▸ **ROWS**
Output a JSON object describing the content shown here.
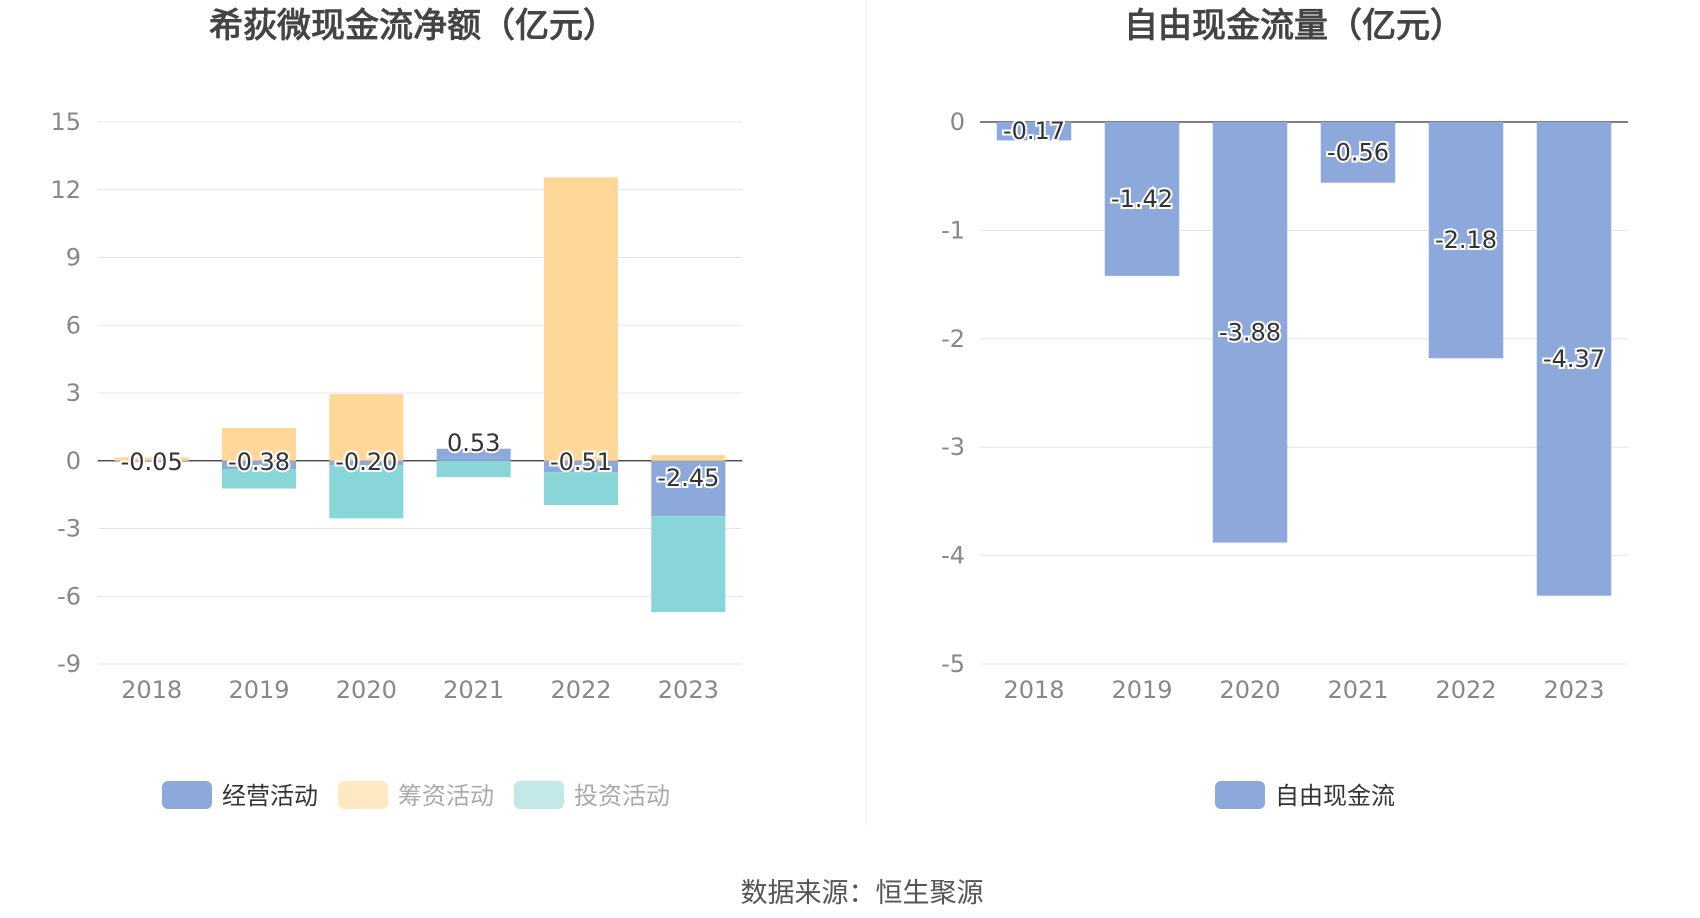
{
  "charts": [
    {
      "title": "希荻微现金流净额（亿元）",
      "legend": [
        {
          "name": "经营活动",
          "color": "#8DA9DB",
          "muted": false
        },
        {
          "name": "筹资活动",
          "color": "#FFE9C2",
          "muted": true
        },
        {
          "name": "投资活动",
          "color": "#C3E8E8",
          "muted": true
        }
      ]
    },
    {
      "title": "自由现金流量（亿元）",
      "legend": [
        {
          "name": "自由现金流",
          "color": "#8DA9DB",
          "muted": false
        }
      ]
    }
  ],
  "source": "数据来源：恒生聚源",
  "chart_data": [
    {
      "type": "bar",
      "stacked": true,
      "title": "希荻微现金流净额（亿元）",
      "categories": [
        "2018",
        "2019",
        "2020",
        "2021",
        "2022",
        "2023"
      ],
      "ylim": [
        -9,
        15
      ],
      "yticks": [
        15,
        12,
        9,
        6,
        3,
        0,
        -3,
        -6,
        -9
      ],
      "grid": true,
      "legend_position": "bottom",
      "series": [
        {
          "name": "经营活动",
          "color": "#8DA9DB",
          "values": [
            -0.05,
            -0.38,
            -0.2,
            0.53,
            -0.51,
            -2.45
          ],
          "labels": [
            "-0.05",
            "-0.38",
            "-0.20",
            "0.53",
            "-0.51",
            "-2.45"
          ]
        },
        {
          "name": "筹资活动",
          "color": "#FFD899",
          "values": [
            0.15,
            1.45,
            2.95,
            0.0,
            12.55,
            0.25
          ]
        },
        {
          "name": "投资活动",
          "color": "#89D6D8",
          "values": [
            0.0,
            -0.85,
            -2.35,
            -0.72,
            -1.45,
            -4.25
          ]
        }
      ]
    },
    {
      "type": "bar",
      "title": "自由现金流量（亿元）",
      "categories": [
        "2018",
        "2019",
        "2020",
        "2021",
        "2022",
        "2023"
      ],
      "ylim": [
        -5,
        0
      ],
      "yticks": [
        0,
        -1,
        -2,
        -3,
        -4,
        -5
      ],
      "grid": true,
      "legend_position": "bottom",
      "series": [
        {
          "name": "自由现金流",
          "color": "#8DA9DB",
          "values": [
            -0.17,
            -1.42,
            -3.88,
            -0.56,
            -2.18,
            -4.37
          ],
          "labels": [
            "-0.17",
            "-1.42",
            "-3.88",
            "-0.56",
            "-2.18",
            "-4.37"
          ]
        }
      ]
    }
  ]
}
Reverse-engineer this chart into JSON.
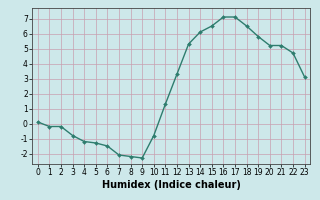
{
  "x": [
    0,
    1,
    2,
    3,
    4,
    5,
    6,
    7,
    8,
    9,
    10,
    11,
    12,
    13,
    14,
    15,
    16,
    17,
    18,
    19,
    20,
    21,
    22,
    23
  ],
  "y": [
    0.1,
    -0.2,
    -0.2,
    -0.8,
    -1.2,
    -1.3,
    -1.5,
    -2.1,
    -2.2,
    -2.3,
    -0.8,
    1.3,
    3.3,
    5.3,
    6.1,
    6.5,
    7.1,
    7.1,
    6.5,
    5.8,
    5.2,
    5.2,
    4.7,
    3.1
  ],
  "line_color": "#2e7d6e",
  "marker": "D",
  "marker_size": 2.0,
  "bg_color": "#cde8ea",
  "grid_color": "#c8a0b0",
  "xlabel": "Humidex (Indice chaleur)",
  "xlim": [
    -0.5,
    23.5
  ],
  "ylim": [
    -2.7,
    7.7
  ],
  "yticks": [
    -2,
    -1,
    0,
    1,
    2,
    3,
    4,
    5,
    6,
    7
  ],
  "xticks": [
    0,
    1,
    2,
    3,
    4,
    5,
    6,
    7,
    8,
    9,
    10,
    11,
    12,
    13,
    14,
    15,
    16,
    17,
    18,
    19,
    20,
    21,
    22,
    23
  ],
  "tick_label_fontsize": 5.5,
  "xlabel_fontsize": 7.0,
  "linewidth": 1.0
}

▸ **WHAT YOU NEED TO DO**
Show the lines of the records that contain the word "JSON".

▸ **TASK ANSWER**
Output a JSON object describing the content shown here.
Reverse-engineer this chart into JSON.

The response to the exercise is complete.